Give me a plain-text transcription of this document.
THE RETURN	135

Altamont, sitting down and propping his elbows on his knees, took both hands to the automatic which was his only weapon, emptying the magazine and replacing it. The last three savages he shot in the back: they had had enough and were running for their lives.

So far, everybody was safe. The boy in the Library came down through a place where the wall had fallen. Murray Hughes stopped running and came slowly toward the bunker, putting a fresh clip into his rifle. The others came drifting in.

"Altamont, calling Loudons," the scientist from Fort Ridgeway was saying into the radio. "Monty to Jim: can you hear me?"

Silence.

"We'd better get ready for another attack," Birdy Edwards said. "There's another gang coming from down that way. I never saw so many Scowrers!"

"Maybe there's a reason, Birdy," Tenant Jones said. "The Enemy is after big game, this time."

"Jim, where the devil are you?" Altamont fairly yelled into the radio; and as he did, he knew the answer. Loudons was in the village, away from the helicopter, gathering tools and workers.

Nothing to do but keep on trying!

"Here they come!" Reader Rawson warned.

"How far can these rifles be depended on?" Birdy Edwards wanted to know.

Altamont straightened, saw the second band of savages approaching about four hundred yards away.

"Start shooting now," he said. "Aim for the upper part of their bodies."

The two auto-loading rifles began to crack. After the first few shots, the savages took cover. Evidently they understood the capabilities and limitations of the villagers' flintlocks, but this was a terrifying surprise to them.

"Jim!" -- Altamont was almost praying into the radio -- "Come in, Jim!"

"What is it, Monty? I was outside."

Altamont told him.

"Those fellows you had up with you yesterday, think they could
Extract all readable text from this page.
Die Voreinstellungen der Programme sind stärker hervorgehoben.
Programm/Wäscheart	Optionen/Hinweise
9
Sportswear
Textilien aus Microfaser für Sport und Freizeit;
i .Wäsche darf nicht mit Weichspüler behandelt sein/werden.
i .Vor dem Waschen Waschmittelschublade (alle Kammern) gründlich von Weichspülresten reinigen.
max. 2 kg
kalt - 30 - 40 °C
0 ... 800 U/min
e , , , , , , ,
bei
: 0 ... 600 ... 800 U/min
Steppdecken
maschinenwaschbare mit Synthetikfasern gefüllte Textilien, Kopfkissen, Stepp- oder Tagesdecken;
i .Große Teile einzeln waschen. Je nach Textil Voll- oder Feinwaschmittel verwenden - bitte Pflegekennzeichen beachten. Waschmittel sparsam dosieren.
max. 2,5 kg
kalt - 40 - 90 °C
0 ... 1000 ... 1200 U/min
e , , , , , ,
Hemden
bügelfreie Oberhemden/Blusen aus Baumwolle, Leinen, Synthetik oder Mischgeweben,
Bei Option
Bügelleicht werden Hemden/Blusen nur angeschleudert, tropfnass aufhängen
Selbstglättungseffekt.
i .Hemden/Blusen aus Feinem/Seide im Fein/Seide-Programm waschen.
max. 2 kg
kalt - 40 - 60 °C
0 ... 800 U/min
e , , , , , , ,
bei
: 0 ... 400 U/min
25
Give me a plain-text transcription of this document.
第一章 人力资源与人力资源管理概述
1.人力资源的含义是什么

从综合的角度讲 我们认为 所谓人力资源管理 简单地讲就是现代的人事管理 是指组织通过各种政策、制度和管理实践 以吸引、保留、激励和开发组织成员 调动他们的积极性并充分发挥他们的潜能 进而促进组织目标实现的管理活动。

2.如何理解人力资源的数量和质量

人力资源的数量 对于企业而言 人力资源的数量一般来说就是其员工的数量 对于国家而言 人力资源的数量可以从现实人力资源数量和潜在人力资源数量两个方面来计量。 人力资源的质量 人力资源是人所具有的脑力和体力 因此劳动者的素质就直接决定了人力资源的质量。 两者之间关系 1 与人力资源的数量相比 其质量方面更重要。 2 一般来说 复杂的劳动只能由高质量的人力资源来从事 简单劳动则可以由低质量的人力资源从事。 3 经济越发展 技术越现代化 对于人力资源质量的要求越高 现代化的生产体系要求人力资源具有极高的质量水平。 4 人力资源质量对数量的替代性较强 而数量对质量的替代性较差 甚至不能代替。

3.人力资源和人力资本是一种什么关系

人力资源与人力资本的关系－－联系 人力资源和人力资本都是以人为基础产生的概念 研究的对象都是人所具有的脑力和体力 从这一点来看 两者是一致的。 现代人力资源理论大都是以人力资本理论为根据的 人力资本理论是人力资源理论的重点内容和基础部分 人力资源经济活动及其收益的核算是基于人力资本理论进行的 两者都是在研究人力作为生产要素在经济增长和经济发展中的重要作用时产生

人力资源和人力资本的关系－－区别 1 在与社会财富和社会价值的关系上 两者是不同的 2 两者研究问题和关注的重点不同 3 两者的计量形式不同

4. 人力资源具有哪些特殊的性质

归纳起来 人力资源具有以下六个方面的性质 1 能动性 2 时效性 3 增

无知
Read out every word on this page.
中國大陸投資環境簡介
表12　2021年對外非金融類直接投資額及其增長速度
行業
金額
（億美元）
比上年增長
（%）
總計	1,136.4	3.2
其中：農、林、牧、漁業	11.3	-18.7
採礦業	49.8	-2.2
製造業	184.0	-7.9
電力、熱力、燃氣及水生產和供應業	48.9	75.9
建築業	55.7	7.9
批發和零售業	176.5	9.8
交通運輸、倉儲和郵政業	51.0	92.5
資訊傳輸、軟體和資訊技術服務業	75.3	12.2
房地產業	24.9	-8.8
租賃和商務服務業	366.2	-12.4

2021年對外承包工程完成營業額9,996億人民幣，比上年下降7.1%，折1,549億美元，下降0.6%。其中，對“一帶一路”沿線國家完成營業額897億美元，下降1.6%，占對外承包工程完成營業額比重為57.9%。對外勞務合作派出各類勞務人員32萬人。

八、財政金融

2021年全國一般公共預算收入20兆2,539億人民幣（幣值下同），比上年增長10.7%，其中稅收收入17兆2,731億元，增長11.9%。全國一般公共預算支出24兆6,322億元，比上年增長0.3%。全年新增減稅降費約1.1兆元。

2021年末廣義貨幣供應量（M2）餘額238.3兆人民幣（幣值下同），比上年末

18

☆ ☆ ☆ ☆

Task statement — Go through the preceding material and copy each line that has the word "oder".

Task response —
maschinenwaschbare mit Synthetikfasern gefüllte Textilien, Kopfkissen, Stepp- oder Tagesdecken;
i .Große Teile einzeln waschen. Je nach Textil Voll- oder Feinwaschmittel verwenden - bitte Pflegekennzeichen beachten. Waschmittel sparsam dosieren.
bügelfreie Oberhemden/Blusen aus Baumwolle, Leinen, Synthetik oder Mischgeweben,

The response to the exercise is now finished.